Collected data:
☆ ☆ ☆ ☆ ☆ ☆ ☆

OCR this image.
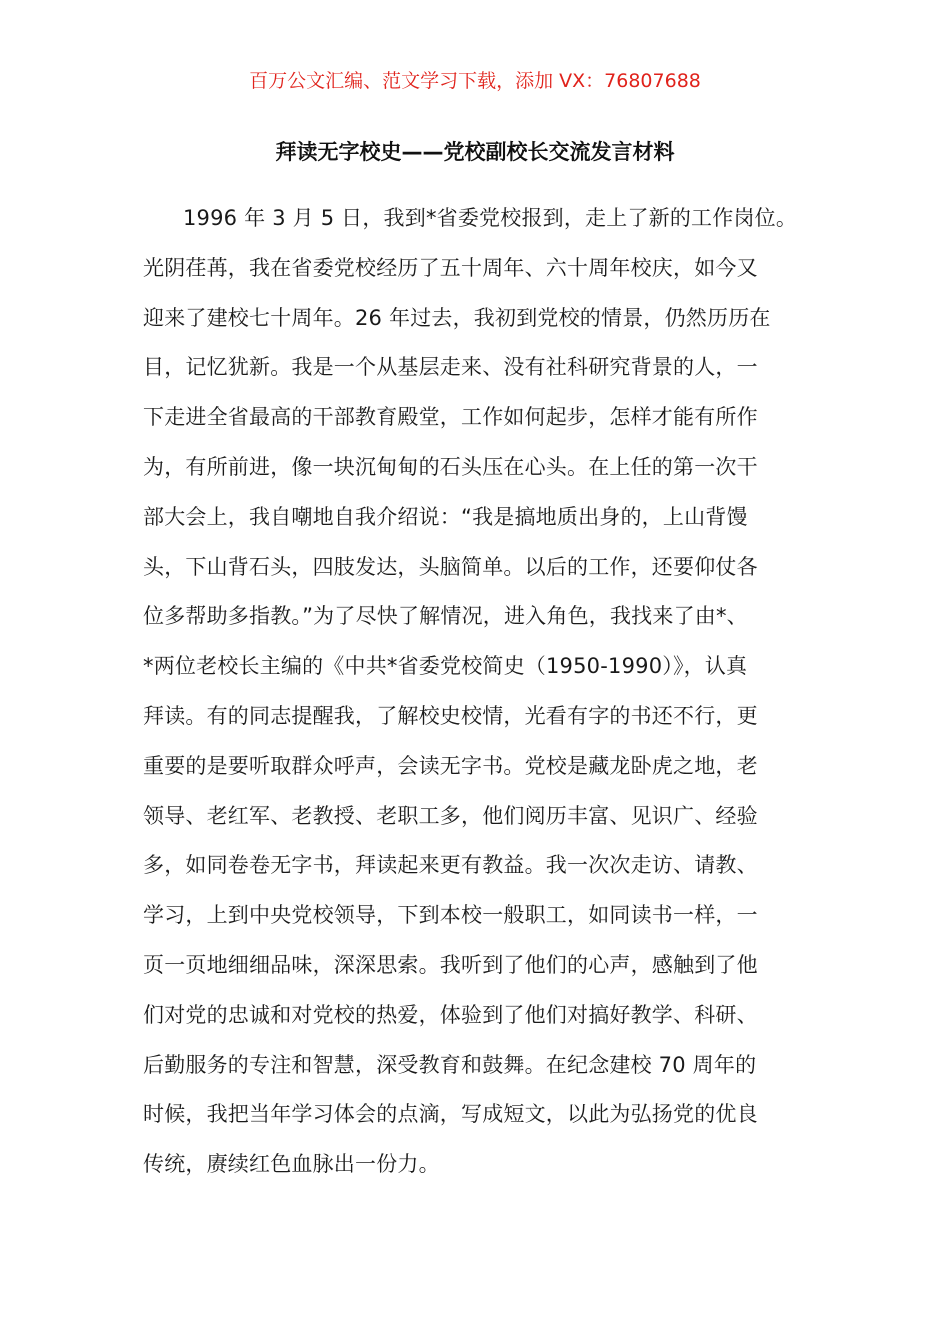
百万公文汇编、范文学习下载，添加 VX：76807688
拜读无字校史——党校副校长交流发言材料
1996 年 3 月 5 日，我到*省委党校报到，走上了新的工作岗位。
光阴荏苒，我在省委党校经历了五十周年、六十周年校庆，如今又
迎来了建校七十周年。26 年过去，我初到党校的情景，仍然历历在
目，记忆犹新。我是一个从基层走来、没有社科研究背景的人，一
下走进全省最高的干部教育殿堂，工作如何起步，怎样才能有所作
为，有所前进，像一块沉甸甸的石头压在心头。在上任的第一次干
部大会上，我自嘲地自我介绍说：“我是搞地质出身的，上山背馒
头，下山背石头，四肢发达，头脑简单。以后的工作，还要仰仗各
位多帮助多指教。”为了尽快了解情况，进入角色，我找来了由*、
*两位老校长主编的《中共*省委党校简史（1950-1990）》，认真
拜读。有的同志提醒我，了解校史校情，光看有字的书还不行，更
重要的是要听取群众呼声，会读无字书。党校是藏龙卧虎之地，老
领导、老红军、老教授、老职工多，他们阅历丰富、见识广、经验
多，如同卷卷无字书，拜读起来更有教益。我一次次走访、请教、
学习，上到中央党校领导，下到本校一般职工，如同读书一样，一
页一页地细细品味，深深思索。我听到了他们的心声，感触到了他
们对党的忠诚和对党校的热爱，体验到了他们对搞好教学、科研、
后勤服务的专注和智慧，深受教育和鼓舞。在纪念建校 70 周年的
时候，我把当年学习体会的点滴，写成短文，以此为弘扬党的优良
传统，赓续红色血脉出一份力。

☆ ☆ ☆ ☆ ☆ ☆ ☆

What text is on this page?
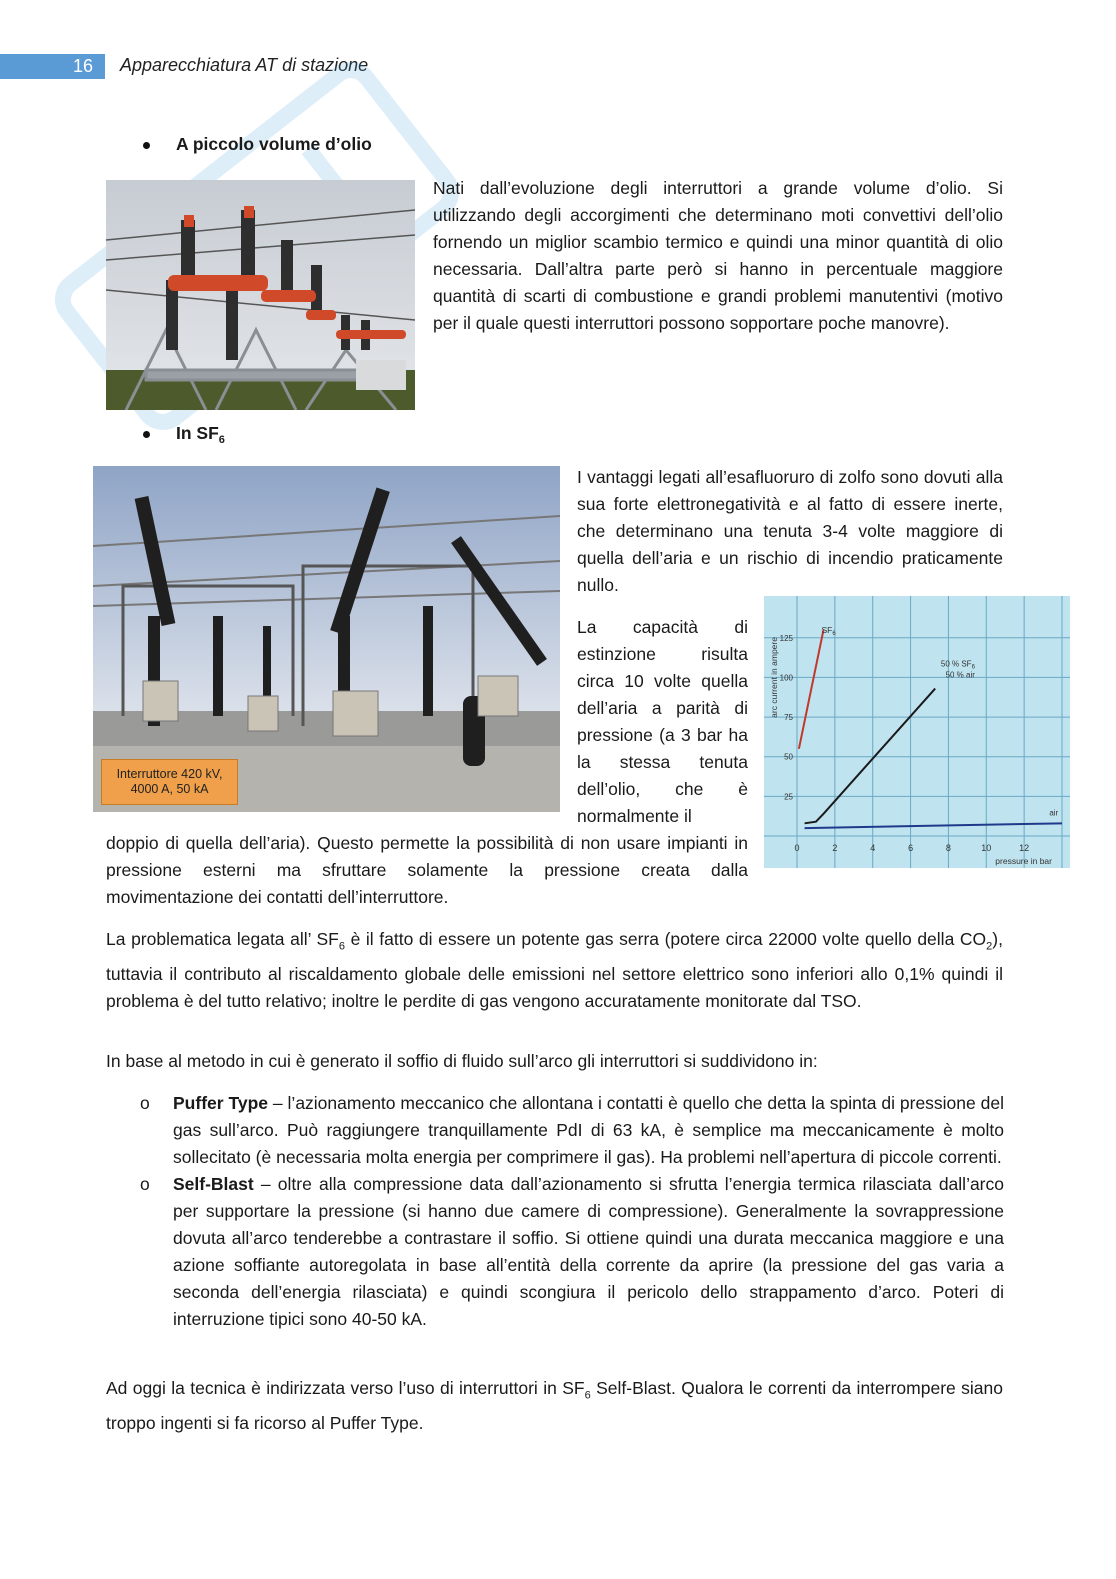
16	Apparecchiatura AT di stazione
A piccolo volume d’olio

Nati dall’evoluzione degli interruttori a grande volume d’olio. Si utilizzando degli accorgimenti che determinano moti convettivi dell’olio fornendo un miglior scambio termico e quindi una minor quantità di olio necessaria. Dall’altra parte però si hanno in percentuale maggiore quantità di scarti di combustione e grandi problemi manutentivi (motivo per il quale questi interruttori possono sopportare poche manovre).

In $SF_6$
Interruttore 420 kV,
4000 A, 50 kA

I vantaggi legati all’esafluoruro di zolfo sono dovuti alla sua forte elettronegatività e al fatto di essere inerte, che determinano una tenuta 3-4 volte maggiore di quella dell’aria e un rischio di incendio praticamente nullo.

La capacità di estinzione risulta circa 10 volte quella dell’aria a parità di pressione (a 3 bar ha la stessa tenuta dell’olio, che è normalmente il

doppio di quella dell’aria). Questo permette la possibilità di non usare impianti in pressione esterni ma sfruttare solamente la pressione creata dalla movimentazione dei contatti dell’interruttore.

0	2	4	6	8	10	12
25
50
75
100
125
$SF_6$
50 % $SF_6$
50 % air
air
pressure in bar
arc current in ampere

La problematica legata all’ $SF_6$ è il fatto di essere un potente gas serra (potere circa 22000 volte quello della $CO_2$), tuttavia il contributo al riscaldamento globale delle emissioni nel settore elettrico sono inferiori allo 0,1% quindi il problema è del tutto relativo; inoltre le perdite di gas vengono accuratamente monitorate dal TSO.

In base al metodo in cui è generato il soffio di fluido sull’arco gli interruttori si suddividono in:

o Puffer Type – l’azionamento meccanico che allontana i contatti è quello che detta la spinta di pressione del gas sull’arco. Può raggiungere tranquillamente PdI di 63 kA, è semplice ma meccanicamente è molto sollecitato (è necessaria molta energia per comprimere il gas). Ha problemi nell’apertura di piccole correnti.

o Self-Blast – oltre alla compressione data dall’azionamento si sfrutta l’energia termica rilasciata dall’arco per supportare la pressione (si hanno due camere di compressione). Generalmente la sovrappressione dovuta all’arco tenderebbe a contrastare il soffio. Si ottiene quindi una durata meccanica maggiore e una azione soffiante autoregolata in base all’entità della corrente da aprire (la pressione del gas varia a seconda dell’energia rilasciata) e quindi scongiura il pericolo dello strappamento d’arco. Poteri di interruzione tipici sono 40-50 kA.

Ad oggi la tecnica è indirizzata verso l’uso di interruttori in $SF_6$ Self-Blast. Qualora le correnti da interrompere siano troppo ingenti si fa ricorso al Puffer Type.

☆ ☆ ☆ ☆ ☆ ☆ ☆

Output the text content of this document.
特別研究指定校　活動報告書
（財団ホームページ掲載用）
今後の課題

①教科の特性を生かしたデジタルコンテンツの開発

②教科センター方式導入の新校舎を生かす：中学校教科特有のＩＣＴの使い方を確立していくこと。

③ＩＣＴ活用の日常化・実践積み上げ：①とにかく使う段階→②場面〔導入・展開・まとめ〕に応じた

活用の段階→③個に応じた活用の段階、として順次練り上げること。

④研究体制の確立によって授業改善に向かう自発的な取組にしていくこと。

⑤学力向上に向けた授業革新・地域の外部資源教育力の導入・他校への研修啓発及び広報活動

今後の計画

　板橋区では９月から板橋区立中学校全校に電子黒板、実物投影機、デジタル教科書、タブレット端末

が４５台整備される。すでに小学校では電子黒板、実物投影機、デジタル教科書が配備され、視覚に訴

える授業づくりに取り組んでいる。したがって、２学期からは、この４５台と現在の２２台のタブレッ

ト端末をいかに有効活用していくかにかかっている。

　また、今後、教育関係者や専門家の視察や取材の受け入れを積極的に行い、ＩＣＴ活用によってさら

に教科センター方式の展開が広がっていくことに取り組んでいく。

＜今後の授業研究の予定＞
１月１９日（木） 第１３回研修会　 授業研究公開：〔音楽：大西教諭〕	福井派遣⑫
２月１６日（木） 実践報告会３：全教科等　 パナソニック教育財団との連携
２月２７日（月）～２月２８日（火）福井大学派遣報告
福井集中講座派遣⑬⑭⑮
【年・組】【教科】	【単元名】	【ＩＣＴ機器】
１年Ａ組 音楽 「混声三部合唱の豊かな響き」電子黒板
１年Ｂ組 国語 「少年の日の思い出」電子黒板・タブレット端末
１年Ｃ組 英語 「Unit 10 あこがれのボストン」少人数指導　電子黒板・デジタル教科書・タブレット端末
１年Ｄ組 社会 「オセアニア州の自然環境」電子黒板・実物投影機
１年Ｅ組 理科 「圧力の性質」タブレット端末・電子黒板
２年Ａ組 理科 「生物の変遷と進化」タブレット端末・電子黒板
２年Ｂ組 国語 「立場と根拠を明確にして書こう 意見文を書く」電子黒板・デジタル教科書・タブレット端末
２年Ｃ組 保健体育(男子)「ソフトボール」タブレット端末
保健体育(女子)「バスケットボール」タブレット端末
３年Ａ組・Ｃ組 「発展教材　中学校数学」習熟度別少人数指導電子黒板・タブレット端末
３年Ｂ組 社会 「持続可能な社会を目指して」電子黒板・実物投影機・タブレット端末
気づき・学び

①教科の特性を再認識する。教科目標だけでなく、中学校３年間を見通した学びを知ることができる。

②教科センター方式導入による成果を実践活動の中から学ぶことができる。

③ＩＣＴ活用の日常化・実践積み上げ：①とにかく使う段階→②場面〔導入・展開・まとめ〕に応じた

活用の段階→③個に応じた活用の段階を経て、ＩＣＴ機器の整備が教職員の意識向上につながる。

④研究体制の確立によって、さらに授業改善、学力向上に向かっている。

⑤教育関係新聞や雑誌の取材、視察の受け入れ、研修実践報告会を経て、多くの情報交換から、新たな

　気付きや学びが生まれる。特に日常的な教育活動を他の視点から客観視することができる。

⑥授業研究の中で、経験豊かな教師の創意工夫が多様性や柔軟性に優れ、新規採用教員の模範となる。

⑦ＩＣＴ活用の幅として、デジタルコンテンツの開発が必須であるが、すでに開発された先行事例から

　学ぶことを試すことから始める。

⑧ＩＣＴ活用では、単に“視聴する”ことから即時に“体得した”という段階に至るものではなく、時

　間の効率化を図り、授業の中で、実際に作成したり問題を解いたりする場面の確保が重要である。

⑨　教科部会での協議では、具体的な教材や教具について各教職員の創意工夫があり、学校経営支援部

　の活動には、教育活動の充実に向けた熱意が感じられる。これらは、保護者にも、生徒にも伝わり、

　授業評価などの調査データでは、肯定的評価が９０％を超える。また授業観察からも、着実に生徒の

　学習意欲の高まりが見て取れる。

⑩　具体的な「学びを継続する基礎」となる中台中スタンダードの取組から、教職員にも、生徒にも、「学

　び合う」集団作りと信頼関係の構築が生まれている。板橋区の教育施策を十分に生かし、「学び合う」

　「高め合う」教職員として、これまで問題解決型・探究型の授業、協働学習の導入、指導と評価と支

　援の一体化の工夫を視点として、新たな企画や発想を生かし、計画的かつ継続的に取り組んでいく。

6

☆ ☆ ☆ ☆ ☆ ☆ ☆

__THE REQUEST__:
Identify the lines that hold the word "circa". Copy every one of them.

__FINAL RESULT__:
La capacità di estinzione risulta circa 10 volte quella dell’aria a parità di pressione (a 3 bar ha la stessa tenuta dell’olio, che è normalmente il
La problematica legata all’ $SF_6$ è il fatto di essere un potente gas serra (potere circa 22000 volte quello della $CO_2$), tuttavia il contributo al riscaldamento globale delle emissioni nel settore elettrico sono inferiori allo 0,1% quindi il problema è del tutto relativo; inoltre le perdite di gas vengono accuratamente monitorate dal TSO.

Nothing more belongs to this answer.